• [STATED GOAL]:
In the entries below, count every line with the string "mean". State the count and nothing else.

---

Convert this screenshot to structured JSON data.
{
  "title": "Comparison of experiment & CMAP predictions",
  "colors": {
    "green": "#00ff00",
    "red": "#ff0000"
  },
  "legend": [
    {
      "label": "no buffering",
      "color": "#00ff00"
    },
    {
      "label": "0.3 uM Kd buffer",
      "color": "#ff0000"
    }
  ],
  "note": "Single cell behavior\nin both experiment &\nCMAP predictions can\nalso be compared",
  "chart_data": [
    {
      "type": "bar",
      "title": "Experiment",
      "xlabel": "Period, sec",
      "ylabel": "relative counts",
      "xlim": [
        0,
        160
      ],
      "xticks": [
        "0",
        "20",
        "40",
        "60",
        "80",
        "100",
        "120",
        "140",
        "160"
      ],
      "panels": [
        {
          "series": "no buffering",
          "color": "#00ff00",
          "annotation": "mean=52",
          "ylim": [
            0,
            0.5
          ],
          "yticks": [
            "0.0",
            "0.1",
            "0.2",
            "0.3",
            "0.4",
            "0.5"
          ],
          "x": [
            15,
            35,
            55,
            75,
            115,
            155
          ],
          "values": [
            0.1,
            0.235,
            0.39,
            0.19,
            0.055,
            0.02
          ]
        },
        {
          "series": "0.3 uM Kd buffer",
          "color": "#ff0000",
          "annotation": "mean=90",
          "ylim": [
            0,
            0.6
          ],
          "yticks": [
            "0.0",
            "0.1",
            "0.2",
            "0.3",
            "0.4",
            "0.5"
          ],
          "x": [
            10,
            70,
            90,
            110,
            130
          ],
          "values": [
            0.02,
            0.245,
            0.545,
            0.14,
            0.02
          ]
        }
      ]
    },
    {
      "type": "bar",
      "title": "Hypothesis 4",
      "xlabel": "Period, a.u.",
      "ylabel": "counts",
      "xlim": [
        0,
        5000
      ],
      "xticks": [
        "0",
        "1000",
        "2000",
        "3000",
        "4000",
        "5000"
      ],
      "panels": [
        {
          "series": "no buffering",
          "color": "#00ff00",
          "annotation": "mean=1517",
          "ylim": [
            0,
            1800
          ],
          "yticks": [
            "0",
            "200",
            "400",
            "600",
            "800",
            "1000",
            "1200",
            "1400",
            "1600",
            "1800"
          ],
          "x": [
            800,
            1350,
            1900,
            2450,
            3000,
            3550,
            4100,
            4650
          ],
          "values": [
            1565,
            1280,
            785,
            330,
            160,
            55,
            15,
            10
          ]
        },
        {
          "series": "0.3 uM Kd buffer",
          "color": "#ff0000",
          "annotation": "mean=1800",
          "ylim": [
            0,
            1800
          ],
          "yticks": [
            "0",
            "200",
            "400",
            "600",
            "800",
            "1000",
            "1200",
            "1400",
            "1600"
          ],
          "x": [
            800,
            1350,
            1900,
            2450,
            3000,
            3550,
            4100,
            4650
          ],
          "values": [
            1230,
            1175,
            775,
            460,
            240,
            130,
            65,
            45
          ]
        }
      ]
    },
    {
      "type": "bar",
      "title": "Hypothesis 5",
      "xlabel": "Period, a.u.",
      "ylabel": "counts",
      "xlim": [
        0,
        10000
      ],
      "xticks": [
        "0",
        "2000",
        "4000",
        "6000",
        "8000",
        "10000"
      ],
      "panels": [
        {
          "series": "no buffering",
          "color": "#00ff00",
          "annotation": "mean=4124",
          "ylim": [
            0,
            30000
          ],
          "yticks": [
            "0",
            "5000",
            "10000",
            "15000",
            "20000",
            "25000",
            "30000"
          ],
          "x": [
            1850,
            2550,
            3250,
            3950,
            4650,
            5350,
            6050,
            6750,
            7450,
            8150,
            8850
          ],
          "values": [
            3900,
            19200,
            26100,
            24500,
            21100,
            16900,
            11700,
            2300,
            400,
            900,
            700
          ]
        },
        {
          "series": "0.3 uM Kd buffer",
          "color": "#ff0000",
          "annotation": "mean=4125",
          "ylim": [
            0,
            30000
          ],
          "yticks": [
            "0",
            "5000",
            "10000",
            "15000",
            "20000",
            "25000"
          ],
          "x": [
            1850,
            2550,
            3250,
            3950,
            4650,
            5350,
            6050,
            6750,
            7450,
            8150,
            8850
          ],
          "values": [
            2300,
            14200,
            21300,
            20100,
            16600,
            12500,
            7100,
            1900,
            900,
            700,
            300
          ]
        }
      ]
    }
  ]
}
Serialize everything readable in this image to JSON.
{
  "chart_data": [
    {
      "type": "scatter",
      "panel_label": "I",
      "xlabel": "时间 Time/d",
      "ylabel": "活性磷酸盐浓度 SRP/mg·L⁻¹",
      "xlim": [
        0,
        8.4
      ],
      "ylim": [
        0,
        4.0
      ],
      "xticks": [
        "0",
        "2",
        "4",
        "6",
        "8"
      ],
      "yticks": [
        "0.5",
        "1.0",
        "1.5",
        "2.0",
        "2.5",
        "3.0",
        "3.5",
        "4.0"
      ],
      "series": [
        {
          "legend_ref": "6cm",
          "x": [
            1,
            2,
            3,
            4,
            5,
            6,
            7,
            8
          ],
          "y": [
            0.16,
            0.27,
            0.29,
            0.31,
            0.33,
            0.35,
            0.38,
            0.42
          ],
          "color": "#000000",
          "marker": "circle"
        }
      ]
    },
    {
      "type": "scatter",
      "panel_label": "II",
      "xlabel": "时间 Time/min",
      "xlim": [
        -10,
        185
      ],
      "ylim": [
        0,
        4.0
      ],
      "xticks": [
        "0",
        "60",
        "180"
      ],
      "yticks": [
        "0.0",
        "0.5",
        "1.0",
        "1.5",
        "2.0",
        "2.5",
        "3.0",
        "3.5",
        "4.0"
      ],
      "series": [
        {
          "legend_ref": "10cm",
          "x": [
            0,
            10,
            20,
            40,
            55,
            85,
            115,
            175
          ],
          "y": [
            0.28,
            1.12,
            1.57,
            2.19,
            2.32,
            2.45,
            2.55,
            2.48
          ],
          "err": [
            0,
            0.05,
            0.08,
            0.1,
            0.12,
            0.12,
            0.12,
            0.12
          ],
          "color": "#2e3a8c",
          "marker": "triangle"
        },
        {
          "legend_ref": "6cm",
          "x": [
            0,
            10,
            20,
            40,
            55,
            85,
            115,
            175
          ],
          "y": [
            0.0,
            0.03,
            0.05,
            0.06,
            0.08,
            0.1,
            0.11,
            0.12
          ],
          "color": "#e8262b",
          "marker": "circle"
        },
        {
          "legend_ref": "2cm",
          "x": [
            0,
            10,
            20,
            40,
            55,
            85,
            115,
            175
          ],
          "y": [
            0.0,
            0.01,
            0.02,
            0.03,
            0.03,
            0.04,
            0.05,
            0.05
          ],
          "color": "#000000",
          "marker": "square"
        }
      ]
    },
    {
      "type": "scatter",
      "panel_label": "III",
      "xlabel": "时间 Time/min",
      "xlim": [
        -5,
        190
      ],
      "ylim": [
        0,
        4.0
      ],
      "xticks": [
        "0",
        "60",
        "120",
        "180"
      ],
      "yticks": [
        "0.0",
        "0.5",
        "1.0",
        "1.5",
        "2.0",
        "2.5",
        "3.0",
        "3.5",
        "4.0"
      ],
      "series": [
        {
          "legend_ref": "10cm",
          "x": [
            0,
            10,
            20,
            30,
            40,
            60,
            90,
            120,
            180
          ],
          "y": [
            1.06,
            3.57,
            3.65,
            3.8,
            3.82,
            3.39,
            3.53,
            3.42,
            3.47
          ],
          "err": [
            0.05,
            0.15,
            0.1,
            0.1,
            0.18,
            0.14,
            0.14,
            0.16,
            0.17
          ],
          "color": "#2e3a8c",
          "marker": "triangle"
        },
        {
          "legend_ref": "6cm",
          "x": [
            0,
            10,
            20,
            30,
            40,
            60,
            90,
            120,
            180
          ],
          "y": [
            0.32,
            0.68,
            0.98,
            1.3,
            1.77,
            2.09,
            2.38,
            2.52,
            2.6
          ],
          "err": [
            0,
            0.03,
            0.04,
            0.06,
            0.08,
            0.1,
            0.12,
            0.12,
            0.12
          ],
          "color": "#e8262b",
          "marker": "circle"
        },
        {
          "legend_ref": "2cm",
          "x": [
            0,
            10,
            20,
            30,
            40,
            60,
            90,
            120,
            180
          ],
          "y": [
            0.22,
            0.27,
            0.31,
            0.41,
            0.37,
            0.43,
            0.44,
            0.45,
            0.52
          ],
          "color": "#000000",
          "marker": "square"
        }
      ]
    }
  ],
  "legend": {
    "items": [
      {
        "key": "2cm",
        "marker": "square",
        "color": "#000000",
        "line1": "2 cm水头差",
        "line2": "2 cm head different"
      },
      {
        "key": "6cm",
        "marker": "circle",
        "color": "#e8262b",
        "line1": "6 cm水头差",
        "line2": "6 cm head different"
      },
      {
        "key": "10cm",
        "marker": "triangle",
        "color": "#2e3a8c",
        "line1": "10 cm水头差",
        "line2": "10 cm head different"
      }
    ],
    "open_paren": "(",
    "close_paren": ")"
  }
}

---

• [RESPONSE]:
6